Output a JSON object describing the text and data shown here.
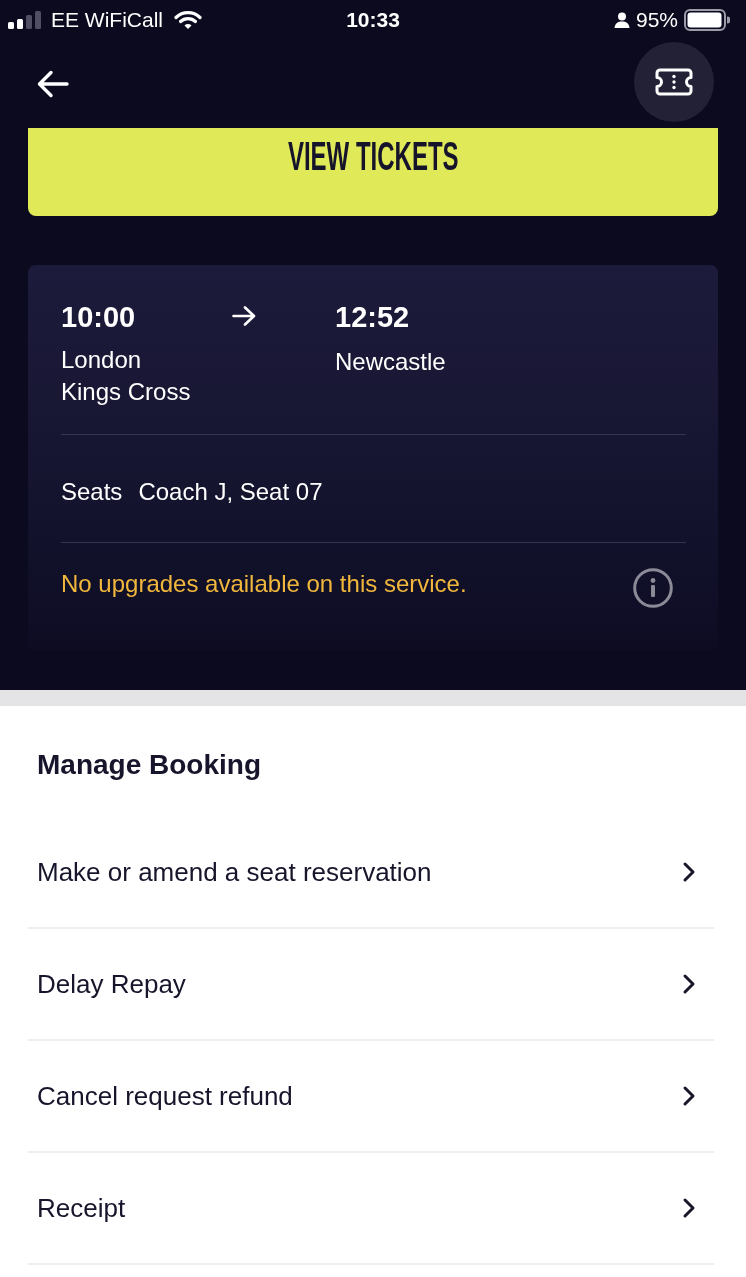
{
  "status_bar": {
    "carrier": "EE WiFiCall",
    "time": "10:33",
    "battery": "95%"
  },
  "view_tickets_button": {
    "label": "VIEW TICKETS"
  },
  "journey": {
    "departure": {
      "time": "10:00",
      "station": "London Kings Cross"
    },
    "arrival": {
      "time": "12:52",
      "station": "Newcastle"
    },
    "seats": {
      "label": "Seats",
      "value": "Coach J, Seat 07"
    },
    "notice": "No upgrades available on this service."
  },
  "manage_booking": {
    "title": "Manage Booking",
    "items": [
      {
        "label": "Make or amend a seat reservation"
      },
      {
        "label": "Delay Repay"
      },
      {
        "label": "Cancel request refund"
      },
      {
        "label": "Receipt"
      }
    ]
  }
}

> [The exercise] State how many lines of the records hold the string "label", and nothing else.

> [Answer to the task] 6